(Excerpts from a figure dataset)
* START *
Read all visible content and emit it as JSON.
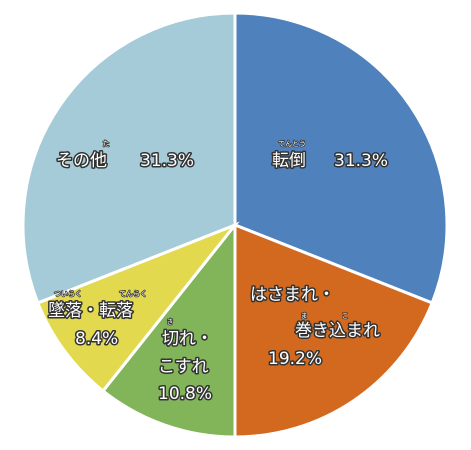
{
  "chart_data": {
    "type": "pie",
    "start": "12 o'clock",
    "direction": "clockwise",
    "slices": [
      {
        "label_lines": [
          "転倒",
          "31.3%"
        ],
        "ruby": [
          "てんとう"
        ],
        "value": 31.3,
        "color": "#4f81bd"
      },
      {
        "label_lines": [
          "はさまれ・",
          "巻き込まれ",
          "19.2%"
        ],
        "ruby": [
          "ま",
          "こ"
        ],
        "value": 19.2,
        "color": "#d2691e"
      },
      {
        "label_lines": [
          "切れ・",
          "こすれ",
          "10.8%"
        ],
        "ruby": [
          "き"
        ],
        "value": 10.8,
        "color": "#82b45a"
      },
      {
        "label_lines": [
          "墜落・転落",
          "8.4%"
        ],
        "ruby": [
          "ついらく",
          "てんらく"
        ],
        "value": 8.4,
        "color": "#e2d94e"
      },
      {
        "label_lines": [
          "その他",
          "31.3%"
        ],
        "ruby": [
          "た"
        ],
        "value": 31.3,
        "color": "#a5cbd9"
      }
    ]
  }
}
* END *
**Task details**
From the entries above, copy out every line where the string "color" appears.

**Task result**
        "color": "#4f81bd"
        "color": "#d2691e"
        "color": "#82b45a"
        "color": "#e2d94e"
        "color": "#a5cbd9"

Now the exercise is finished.